# What you should do
Find the word "provisioned" in the material below and gather every line that contains it.

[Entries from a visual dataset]

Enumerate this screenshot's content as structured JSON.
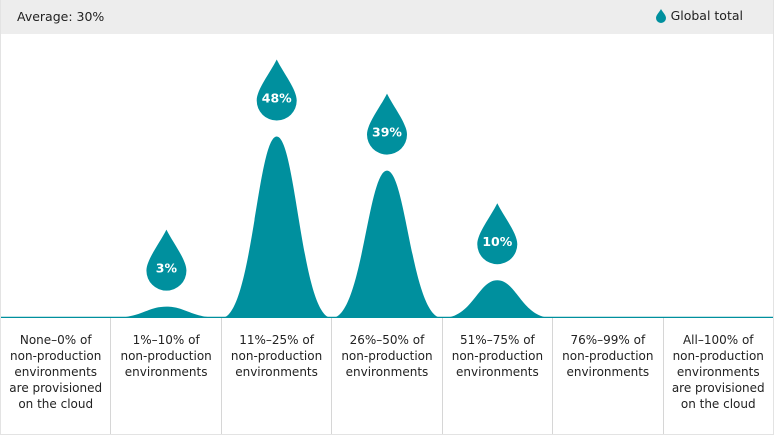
{
  "header": {
    "average_label": "Average: 30%",
    "legend_label": "Global total",
    "legend_icon": "drop-icon"
  },
  "colors": {
    "teal": "#00909e",
    "header_bg": "#ededed",
    "divider": "#d6d6d6"
  },
  "chart_data": {
    "type": "area",
    "categories": [
      "None–0% of non-production environments are provisioned on the cloud",
      "1%–10% of non-production environments",
      "11%–25% of non-production environments",
      "26%–50% of non-production environments",
      "51%–75% of non-production environments",
      "76%–99% of non-production environments",
      "All–100% of non-production environments are provisioned on the cloud"
    ],
    "category_lines": [
      [
        "None–0% of",
        "non-production",
        "environments",
        "are provisioned",
        "on the cloud"
      ],
      [
        "1%–10% of",
        "non-production",
        "environments"
      ],
      [
        "11%–25% of",
        "non-production",
        "environments"
      ],
      [
        "26%–50% of",
        "non-production",
        "environments"
      ],
      [
        "51%–75% of",
        "non-production",
        "environments"
      ],
      [
        "76%–99% of",
        "non-production",
        "environments"
      ],
      [
        "All–100% of",
        "non-production",
        "environments",
        "are provisioned",
        "on the cloud"
      ]
    ],
    "series": [
      {
        "name": "Global total",
        "values": [
          0,
          3,
          48,
          39,
          10,
          0,
          0
        ],
        "labels": [
          "",
          "3%",
          "48%",
          "39%",
          "10%",
          "",
          ""
        ]
      }
    ],
    "ylim": [
      0,
      50
    ],
    "annotation": "Average: 30%",
    "legend": "top-right",
    "grid": false
  }
}
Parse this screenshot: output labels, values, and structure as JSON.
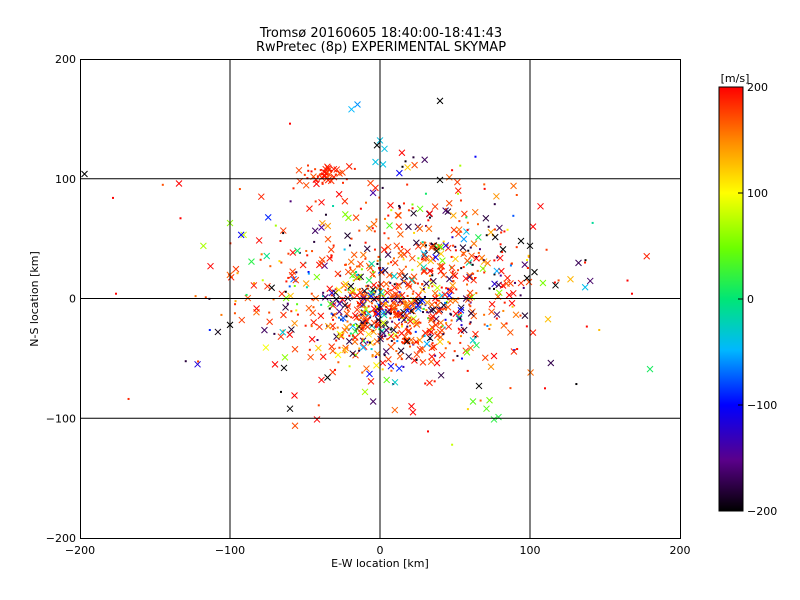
{
  "chart_data": {
    "type": "scatter",
    "title": "Tromsø 20160605 18:40:00-18:41:43",
    "subtitle": "RwPretec (8p) EXPERIMENTAL SKYMAP",
    "xlabel": "E-W location [km]",
    "ylabel": "N-S location [km]",
    "xlim": [
      -200,
      200
    ],
    "ylim": [
      -200,
      200
    ],
    "xticks": [
      -200,
      -100,
      0,
      100,
      200
    ],
    "yticks": [
      -200,
      -100,
      0,
      100,
      200
    ],
    "xtick_labels": [
      "−200",
      "−100",
      "0",
      "100",
      "200"
    ],
    "ytick_labels": [
      "−200",
      "−100",
      "0",
      "100",
      "200"
    ],
    "grid": true,
    "grid_lines_at": [
      -100,
      0,
      100
    ],
    "colorbar": {
      "label": "[m/s]",
      "range": [
        -200,
        200
      ],
      "ticks": [
        -200,
        -100,
        0,
        100,
        200
      ],
      "tick_labels": [
        "−200",
        "−100",
        "0",
        "100",
        "200"
      ],
      "colormap": "rainbow (black-purple-blue-cyan-green-yellow-orange-red)"
    },
    "marker_legend": {
      "x": "cross marker",
      "dot": "small dot marker"
    },
    "clusters": [
      {
        "cx": 10,
        "cy": -15,
        "sx": 28,
        "sy": 22,
        "n": 520,
        "description": "dense central cluster"
      },
      {
        "cx": 0,
        "cy": 15,
        "sx": 55,
        "sy": 40,
        "n": 420,
        "description": "broad spread"
      },
      {
        "cx": -38,
        "cy": 102,
        "sx": 8,
        "sy": 5,
        "n": 45,
        "description": "northern red cluster"
      },
      {
        "cx": 45,
        "cy": 40,
        "sx": 30,
        "sy": 25,
        "n": 120,
        "description": "north-east spread"
      }
    ],
    "notable_points": [
      {
        "x": -197,
        "y": 104,
        "marker": "x",
        "v": -200
      },
      {
        "x": -134,
        "y": 96,
        "marker": "x",
        "v": 200
      },
      {
        "x": -178,
        "y": 84,
        "marker": "dot",
        "v": 200
      },
      {
        "x": -133,
        "y": 67,
        "marker": "dot",
        "v": 200
      },
      {
        "x": -113,
        "y": 27,
        "marker": "x",
        "v": 200
      },
      {
        "x": -100,
        "y": 63,
        "marker": "x",
        "v": 60
      },
      {
        "x": -176,
        "y": 4,
        "marker": "dot",
        "v": 200
      },
      {
        "x": -100,
        "y": -22,
        "marker": "x",
        "v": -200
      },
      {
        "x": -60,
        "y": 146,
        "marker": "dot",
        "v": 200
      },
      {
        "x": -15,
        "y": 162,
        "marker": "x",
        "v": -60
      },
      {
        "x": -19,
        "y": 158,
        "marker": "x",
        "v": -50
      },
      {
        "x": 40,
        "y": 165,
        "marker": "x",
        "v": -200
      },
      {
        "x": 0,
        "y": 132,
        "marker": "x",
        "v": -40
      },
      {
        "x": -2,
        "y": 128,
        "marker": "x",
        "v": -200
      },
      {
        "x": 3,
        "y": 125,
        "marker": "x",
        "v": -40
      },
      {
        "x": -3,
        "y": 114,
        "marker": "x",
        "v": -40
      },
      {
        "x": 2,
        "y": 112,
        "marker": "x",
        "v": -40
      },
      {
        "x": 15,
        "y": 110,
        "marker": "dot",
        "v": -200
      },
      {
        "x": 40,
        "y": 99,
        "marker": "x",
        "v": -200
      },
      {
        "x": 100,
        "y": 44,
        "marker": "x",
        "v": -200
      },
      {
        "x": 102,
        "y": 60,
        "marker": "x",
        "v": 200
      },
      {
        "x": 107,
        "y": 77,
        "marker": "x",
        "v": 200
      },
      {
        "x": 117,
        "y": 11,
        "marker": "x",
        "v": -200
      },
      {
        "x": 137,
        "y": 32,
        "marker": "dot",
        "v": -200
      },
      {
        "x": 165,
        "y": 15,
        "marker": "dot",
        "v": 200
      },
      {
        "x": 168,
        "y": 4,
        "marker": "dot",
        "v": 200
      },
      {
        "x": 180,
        "y": -59,
        "marker": "x",
        "v": 10
      },
      {
        "x": 110,
        "y": -75,
        "marker": "dot",
        "v": 200
      },
      {
        "x": 76,
        "y": -101,
        "marker": "x",
        "v": 20
      },
      {
        "x": 79,
        "y": -99,
        "marker": "x",
        "v": 20
      },
      {
        "x": 66,
        "y": -73,
        "marker": "x",
        "v": -200
      },
      {
        "x": 73,
        "y": -85,
        "marker": "x",
        "v": 50
      },
      {
        "x": 62,
        "y": -86,
        "marker": "x",
        "v": 40
      },
      {
        "x": 71,
        "y": -92,
        "marker": "x",
        "v": 40
      },
      {
        "x": 22,
        "y": -95,
        "marker": "x",
        "v": 200
      },
      {
        "x": 21,
        "y": -90,
        "marker": "x",
        "v": 200
      },
      {
        "x": 32,
        "y": -111,
        "marker": "dot",
        "v": 200
      },
      {
        "x": -42,
        "y": -101,
        "marker": "x",
        "v": 200
      },
      {
        "x": -60,
        "y": -92,
        "marker": "x",
        "v": -200
      },
      {
        "x": -66,
        "y": -78,
        "marker": "dot",
        "v": -200
      },
      {
        "x": -57,
        "y": -81,
        "marker": "x",
        "v": 200
      },
      {
        "x": -70,
        "y": -55,
        "marker": "x",
        "v": 200
      },
      {
        "x": -64,
        "y": -58,
        "marker": "x",
        "v": -200
      },
      {
        "x": -35,
        "y": -66,
        "marker": "x",
        "v": -200
      },
      {
        "x": -39,
        "y": -68,
        "marker": "x",
        "v": 200
      },
      {
        "x": -10,
        "y": -78,
        "marker": "x",
        "v": 70
      },
      {
        "x": -7,
        "y": -63,
        "marker": "x",
        "v": -100
      },
      {
        "x": 10,
        "y": -70,
        "marker": "x",
        "v": -30
      },
      {
        "x": 38,
        "y": -54,
        "marker": "x",
        "v": 200
      },
      {
        "x": 58,
        "y": -45,
        "marker": "x",
        "v": 50
      },
      {
        "x": 62,
        "y": -35,
        "marker": "x",
        "v": -30
      },
      {
        "x": 74,
        "y": -57,
        "marker": "x",
        "v": 150
      },
      {
        "x": 76,
        "y": -48,
        "marker": "x",
        "v": 200
      },
      {
        "x": 88,
        "y": -4,
        "marker": "x",
        "v": 200
      },
      {
        "x": 76,
        "y": 8,
        "marker": "dot",
        "v": -200
      },
      {
        "x": 94,
        "y": 48,
        "marker": "x",
        "v": -200
      },
      {
        "x": 82,
        "y": 41,
        "marker": "x",
        "v": -200
      },
      {
        "x": 103,
        "y": 22,
        "marker": "x",
        "v": -200
      },
      {
        "x": 98,
        "y": 17,
        "marker": "x",
        "v": -200
      }
    ]
  }
}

# Solution to this exercise
      "None–0% of non-production environments are provisioned on the cloud",
      "All–100% of non-production environments are provisioned on the cloud"
        "are provisioned",
        "are provisioned",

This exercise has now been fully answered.